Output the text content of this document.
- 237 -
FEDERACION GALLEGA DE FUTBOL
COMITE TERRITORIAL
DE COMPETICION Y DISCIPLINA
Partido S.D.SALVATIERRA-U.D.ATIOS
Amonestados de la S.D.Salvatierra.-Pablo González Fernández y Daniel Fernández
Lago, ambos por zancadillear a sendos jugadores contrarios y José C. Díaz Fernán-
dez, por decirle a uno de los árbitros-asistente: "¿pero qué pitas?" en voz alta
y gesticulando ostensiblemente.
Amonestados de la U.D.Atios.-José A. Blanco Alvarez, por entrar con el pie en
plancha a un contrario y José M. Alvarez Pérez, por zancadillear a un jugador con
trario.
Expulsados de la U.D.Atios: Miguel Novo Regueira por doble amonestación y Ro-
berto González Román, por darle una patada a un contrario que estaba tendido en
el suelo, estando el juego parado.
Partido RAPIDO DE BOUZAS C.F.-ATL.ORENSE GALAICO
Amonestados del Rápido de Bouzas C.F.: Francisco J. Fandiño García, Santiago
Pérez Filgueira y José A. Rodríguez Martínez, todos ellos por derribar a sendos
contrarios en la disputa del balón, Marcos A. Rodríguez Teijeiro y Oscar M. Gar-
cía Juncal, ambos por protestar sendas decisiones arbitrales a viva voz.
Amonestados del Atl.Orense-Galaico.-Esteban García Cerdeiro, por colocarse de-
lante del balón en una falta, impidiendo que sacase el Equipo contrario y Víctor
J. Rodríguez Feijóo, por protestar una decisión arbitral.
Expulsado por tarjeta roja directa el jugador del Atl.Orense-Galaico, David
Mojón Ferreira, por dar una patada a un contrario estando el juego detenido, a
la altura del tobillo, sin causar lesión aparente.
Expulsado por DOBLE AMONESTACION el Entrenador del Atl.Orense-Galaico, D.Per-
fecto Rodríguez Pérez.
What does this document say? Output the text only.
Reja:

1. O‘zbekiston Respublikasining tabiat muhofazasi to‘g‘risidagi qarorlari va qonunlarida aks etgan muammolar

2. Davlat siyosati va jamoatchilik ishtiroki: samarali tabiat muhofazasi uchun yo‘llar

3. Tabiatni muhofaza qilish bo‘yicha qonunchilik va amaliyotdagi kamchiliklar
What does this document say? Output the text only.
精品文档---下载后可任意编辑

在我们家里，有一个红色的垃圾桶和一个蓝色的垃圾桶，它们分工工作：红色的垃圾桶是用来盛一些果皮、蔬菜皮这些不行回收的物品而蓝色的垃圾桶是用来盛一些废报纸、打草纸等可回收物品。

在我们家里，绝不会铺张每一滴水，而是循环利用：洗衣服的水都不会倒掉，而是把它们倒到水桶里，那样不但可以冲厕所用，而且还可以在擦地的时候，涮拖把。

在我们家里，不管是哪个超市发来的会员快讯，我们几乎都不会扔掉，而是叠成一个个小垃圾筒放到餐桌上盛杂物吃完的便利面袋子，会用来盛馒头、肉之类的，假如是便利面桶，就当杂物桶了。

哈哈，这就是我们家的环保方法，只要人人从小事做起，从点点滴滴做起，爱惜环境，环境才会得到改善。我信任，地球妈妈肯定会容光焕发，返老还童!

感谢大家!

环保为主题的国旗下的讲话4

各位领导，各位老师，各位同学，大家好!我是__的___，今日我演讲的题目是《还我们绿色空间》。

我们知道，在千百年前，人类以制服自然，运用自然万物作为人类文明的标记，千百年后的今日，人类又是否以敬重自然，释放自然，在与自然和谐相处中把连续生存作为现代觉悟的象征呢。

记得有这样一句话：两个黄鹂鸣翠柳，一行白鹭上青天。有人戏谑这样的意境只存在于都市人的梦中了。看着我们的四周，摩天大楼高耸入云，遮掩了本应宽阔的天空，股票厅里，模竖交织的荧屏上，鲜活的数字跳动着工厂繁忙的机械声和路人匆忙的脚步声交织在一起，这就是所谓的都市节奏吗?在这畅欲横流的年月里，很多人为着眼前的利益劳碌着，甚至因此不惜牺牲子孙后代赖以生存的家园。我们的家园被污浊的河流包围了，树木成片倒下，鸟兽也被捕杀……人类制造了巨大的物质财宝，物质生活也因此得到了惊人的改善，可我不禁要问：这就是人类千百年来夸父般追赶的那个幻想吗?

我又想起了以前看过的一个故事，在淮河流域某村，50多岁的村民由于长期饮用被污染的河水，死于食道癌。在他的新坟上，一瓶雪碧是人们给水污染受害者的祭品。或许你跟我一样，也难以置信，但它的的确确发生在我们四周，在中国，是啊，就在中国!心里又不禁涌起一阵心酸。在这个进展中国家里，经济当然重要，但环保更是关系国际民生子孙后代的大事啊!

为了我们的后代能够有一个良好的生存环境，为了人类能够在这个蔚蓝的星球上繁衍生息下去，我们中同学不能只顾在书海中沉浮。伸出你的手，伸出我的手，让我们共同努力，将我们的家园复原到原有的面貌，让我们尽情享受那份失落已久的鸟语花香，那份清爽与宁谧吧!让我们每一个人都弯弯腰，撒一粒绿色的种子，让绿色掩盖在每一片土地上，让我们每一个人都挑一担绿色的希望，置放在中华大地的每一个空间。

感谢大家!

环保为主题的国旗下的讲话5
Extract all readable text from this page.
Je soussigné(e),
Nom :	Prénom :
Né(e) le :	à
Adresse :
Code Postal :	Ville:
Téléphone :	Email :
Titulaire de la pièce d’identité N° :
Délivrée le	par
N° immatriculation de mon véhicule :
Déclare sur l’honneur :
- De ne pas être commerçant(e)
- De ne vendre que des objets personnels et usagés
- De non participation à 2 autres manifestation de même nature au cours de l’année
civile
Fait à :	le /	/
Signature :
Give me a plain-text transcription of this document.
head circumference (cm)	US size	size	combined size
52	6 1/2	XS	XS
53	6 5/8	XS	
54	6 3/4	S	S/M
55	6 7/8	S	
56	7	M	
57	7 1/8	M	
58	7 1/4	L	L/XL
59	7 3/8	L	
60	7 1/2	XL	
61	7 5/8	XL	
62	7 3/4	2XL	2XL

──────

- [Exercise objective]
Repeat the lines above exactly.

- [Response to the task]
Output the text content of this document.
- 237 -
FEDERACION GALLEGA DE FUTBOL
COMITE TERRITORIAL
DE COMPETICION Y DISCIPLINA
Partido S.D.SALVATIERRA-U.D.ATIOS
Amonestados de la S.D.Salvatierra.-Pablo González Fernández y Daniel Fernández
Lago, ambos por zancadillear a sendos jugadores contrarios y José C. Díaz Fernán-
dez, por decirle a uno de los árbitros-asistente: "¿pero qué pitas?" en voz alta
y gesticulando ostensiblemente.
Amonestados de la U.D.Atios.-José A. Blanco Alvarez, por entrar con el pie en
plancha a un contrario y José M. Alvarez Pérez, por zancadillear a un jugador con
trario.
Expulsados de la U.D.Atios: Miguel Novo Regueira por doble amonestación y Ro-
berto González Román, por darle una patada a un contrario que estaba tendido en
el suelo, estando el juego parado.
Partido RAPIDO DE BOUZAS C.F.-ATL.ORENSE GALAICO
Amonestados del Rápido de Bouzas C.F.: Francisco J. Fandiño García, Santiago
Pérez Filgueira y José A. Rodríguez Martínez, todos ellos por derribar a sendos
contrarios en la disputa del balón, Marcos A. Rodríguez Teijeiro y Oscar M. Gar-
cía Juncal, ambos por protestar sendas decisiones arbitrales a viva voz.
Amonestados del Atl.Orense-Galaico.-Esteban García Cerdeiro, por colocarse de-
lante del balón en una falta, impidiendo que sacase el Equipo contrario y Víctor
J. Rodríguez Feijóo, por protestar una decisión arbitral.
Expulsado por tarjeta roja directa el jugador del Atl.Orense-Galaico, David
Mojón Ferreira, por dar una patada a un contrario estando el juego detenido, a
la altura del tobillo, sin causar lesión aparente.
Expulsado por DOBLE AMONESTACION el Entrenador del Atl.Orense-Galaico, D.Per-
fecto Rodríguez Pérez.
What does this document say? Output the text only.
Reja:

1. O‘zbekiston Respublikasining tabiat muhofazasi to‘g‘risidagi qarorlari va qonunlarida aks etgan muammolar

2. Davlat siyosati va jamoatchilik ishtiroki: samarali tabiat muhofazasi uchun yo‘llar

3. Tabiatni muhofaza qilish bo‘yicha qonunchilik va amaliyotdagi kamchiliklar
What does this document say? Output the text only.
精品文档---下载后可任意编辑

在我们家里，有一个红色的垃圾桶和一个蓝色的垃圾桶，它们分工工作：红色的垃圾桶是用来盛一些果皮、蔬菜皮这些不行回收的物品而蓝色的垃圾桶是用来盛一些废报纸、打草纸等可回收物品。

在我们家里，绝不会铺张每一滴水，而是循环利用：洗衣服的水都不会倒掉，而是把它们倒到水桶里，那样不但可以冲厕所用，而且还可以在擦地的时候，涮拖把。

在我们家里，不管是哪个超市发来的会员快讯，我们几乎都不会扔掉，而是叠成一个个小垃圾筒放到餐桌上盛杂物吃完的便利面袋子，会用来盛馒头、肉之类的，假如是便利面桶，就当杂物桶了。

哈哈，这就是我们家的环保方法，只要人人从小事做起，从点点滴滴做起，爱惜环境，环境才会得到改善。我信任，地球妈妈肯定会容光焕发，返老还童!

感谢大家!

环保为主题的国旗下的讲话4

各位领导，各位老师，各位同学，大家好!我是__的___，今日我演讲的题目是《还我们绿色空间》。

我们知道，在千百年前，人类以制服自然，运用自然万物作为人类文明的标记，千百年后的今日，人类又是否以敬重自然，释放自然，在与自然和谐相处中把连续生存作为现代觉悟的象征呢。

记得有这样一句话：两个黄鹂鸣翠柳，一行白鹭上青天。有人戏谑这样的意境只存在于都市人的梦中了。看着我们的四周，摩天大楼高耸入云，遮掩了本应宽阔的天空，股票厅里，模竖交织的荧屏上，鲜活的数字跳动着工厂繁忙的机械声和路人匆忙的脚步声交织在一起，这就是所谓的都市节奏吗?在这畅欲横流的年月里，很多人为着眼前的利益劳碌着，甚至因此不惜牺牲子孙后代赖以生存的家园。我们的家园被污浊的河流包围了，树木成片倒下，鸟兽也被捕杀……人类制造了巨大的物质财宝，物质生活也因此得到了惊人的改善，可我不禁要问：这就是人类千百年来夸父般追赶的那个幻想吗?

我又想起了以前看过的一个故事，在淮河流域某村，50多岁的村民由于长期饮用被污染的河水，死于食道癌。在他的新坟上，一瓶雪碧是人们给水污染受害者的祭品。或许你跟我一样，也难以置信，但它的的确确发生在我们四周，在中国，是啊，就在中国!心里又不禁涌起一阵心酸。在这个进展中国家里，经济当然重要，但环保更是关系国际民生子孙后代的大事啊!

为了我们的后代能够有一个良好的生存环境，为了人类能够在这个蔚蓝的星球上繁衍生息下去，我们中同学不能只顾在书海中沉浮。伸出你的手，伸出我的手，让我们共同努力，将我们的家园复原到原有的面貌，让我们尽情享受那份失落已久的鸟语花香，那份清爽与宁谧吧!让我们每一个人都弯弯腰，撒一粒绿色的种子，让绿色掩盖在每一片土地上，让我们每一个人都挑一担绿色的希望，置放在中华大地的每一个空间。

感谢大家!

环保为主题的国旗下的讲话5
Extract all readable text from this page.
Je soussigné(e),
Nom :	Prénom :
Né(e) le :	à
Adresse :
Code Postal :	Ville:
Téléphone :	Email :
Titulaire de la pièce d’identité N° :
Délivrée le	par
N° immatriculation de mon véhicule :
Déclare sur l’honneur :
- De ne pas être commerçant(e)
- De ne vendre que des objets personnels et usagés
- De non participation à 2 autres manifestation de même nature au cours de l’année
civile
Fait à :	le /	/
Signature :
Give me a plain-text transcription of this document.
head circumference (cm)	US size	size	combined size
52	6 1/2	XS	XS
53	6 5/8	XS	
54	6 3/4	S	S/M
55	6 7/8	S	
56	7	M	
57	7 1/8	M	
58	7 1/4	L	L/XL
59	7 3/8	L	
60	7 1/2	XL	
61	7 5/8	XL	
62	7 3/4	2XL	2XL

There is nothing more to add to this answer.